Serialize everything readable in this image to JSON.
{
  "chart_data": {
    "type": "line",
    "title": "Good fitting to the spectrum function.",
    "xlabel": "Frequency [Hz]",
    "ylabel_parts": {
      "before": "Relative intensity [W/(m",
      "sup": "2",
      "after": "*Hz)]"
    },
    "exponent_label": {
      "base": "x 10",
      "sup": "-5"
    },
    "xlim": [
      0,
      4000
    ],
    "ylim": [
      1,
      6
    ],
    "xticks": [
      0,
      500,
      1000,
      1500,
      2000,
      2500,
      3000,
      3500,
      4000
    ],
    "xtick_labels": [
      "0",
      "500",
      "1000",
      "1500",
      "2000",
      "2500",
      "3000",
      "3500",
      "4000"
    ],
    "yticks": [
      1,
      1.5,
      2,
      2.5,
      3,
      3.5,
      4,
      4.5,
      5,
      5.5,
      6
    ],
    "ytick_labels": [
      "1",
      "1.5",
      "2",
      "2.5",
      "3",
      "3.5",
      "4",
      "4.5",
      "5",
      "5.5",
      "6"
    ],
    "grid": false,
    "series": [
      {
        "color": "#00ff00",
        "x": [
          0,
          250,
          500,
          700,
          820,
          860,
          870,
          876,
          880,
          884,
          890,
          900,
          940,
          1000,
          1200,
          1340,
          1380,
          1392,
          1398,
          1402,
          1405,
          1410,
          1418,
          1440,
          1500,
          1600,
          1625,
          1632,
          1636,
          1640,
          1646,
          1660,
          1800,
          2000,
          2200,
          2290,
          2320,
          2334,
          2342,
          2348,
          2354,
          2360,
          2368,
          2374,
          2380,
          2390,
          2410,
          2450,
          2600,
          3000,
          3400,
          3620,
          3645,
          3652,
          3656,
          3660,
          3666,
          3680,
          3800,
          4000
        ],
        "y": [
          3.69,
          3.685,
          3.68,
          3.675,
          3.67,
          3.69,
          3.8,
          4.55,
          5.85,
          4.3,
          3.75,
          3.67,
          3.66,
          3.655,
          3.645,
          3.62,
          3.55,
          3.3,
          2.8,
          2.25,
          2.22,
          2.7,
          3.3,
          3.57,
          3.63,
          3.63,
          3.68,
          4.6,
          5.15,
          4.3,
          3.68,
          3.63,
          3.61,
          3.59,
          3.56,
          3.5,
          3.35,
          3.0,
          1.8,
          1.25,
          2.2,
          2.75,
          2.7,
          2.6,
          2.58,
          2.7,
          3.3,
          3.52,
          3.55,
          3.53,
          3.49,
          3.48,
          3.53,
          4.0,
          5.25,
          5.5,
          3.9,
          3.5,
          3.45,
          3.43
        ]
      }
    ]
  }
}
* * * * * * *
• **Directions for this task**
Print the records once more, exactly as they were given.

• **Answer to the exercise**
Serialize everything readable in this image to JSON.
{
  "chart_data": {
    "type": "line",
    "title": "Good fitting to the spectrum function.",
    "xlabel": "Frequency [Hz]",
    "ylabel_parts": {
      "before": "Relative intensity [W/(m",
      "sup": "2",
      "after": "*Hz)]"
    },
    "exponent_label": {
      "base": "x 10",
      "sup": "-5"
    },
    "xlim": [
      0,
      4000
    ],
    "ylim": [
      1,
      6
    ],
    "xticks": [
      0,
      500,
      1000,
      1500,
      2000,
      2500,
      3000,
      3500,
      4000
    ],
    "xtick_labels": [
      "0",
      "500",
      "1000",
      "1500",
      "2000",
      "2500",
      "3000",
      "3500",
      "4000"
    ],
    "yticks": [
      1,
      1.5,
      2,
      2.5,
      3,
      3.5,
      4,
      4.5,
      5,
      5.5,
      6
    ],
    "ytick_labels": [
      "1",
      "1.5",
      "2",
      "2.5",
      "3",
      "3.5",
      "4",
      "4.5",
      "5",
      "5.5",
      "6"
    ],
    "grid": false,
    "series": [
      {
        "color": "#00ff00",
        "x": [
          0,
          250,
          500,
          700,
          820,
          860,
          870,
          876,
          880,
          884,
          890,
          900,
          940,
          1000,
          1200,
          1340,
          1380,
          1392,
          1398,
          1402,
          1405,
          1410,
          1418,
          1440,
          1500,
          1600,
          1625,
          1632,
          1636,
          1640,
          1646,
          1660,
          1800,
          2000,
          2200,
          2290,
          2320,
          2334,
          2342,
          2348,
          2354,
          2360,
          2368,
          2374,
          2380,
          2390,
          2410,
          2450,
          2600,
          3000,
          3400,
          3620,
          3645,
          3652,
          3656,
          3660,
          3666,
          3680,
          3800,
          4000
        ],
        "y": [
          3.69,
          3.685,
          3.68,
          3.675,
          3.67,
          3.69,
          3.8,
          4.55,
          5.85,
          4.3,
          3.75,
          3.67,
          3.66,
          3.655,
          3.645,
          3.62,
          3.55,
          3.3,
          2.8,
          2.25,
          2.22,
          2.7,
          3.3,
          3.57,
          3.63,
          3.63,
          3.68,
          4.6,
          5.15,
          4.3,
          3.68,
          3.63,
          3.61,
          3.59,
          3.56,
          3.5,
          3.35,
          3.0,
          1.8,
          1.25,
          2.2,
          2.75,
          2.7,
          2.6,
          2.58,
          2.7,
          3.3,
          3.52,
          3.55,
          3.53,
          3.49,
          3.48,
          3.53,
          4.0,
          5.25,
          5.5,
          3.9,
          3.5,
          3.45,
          3.43
        ]
      }
    ]
  }
}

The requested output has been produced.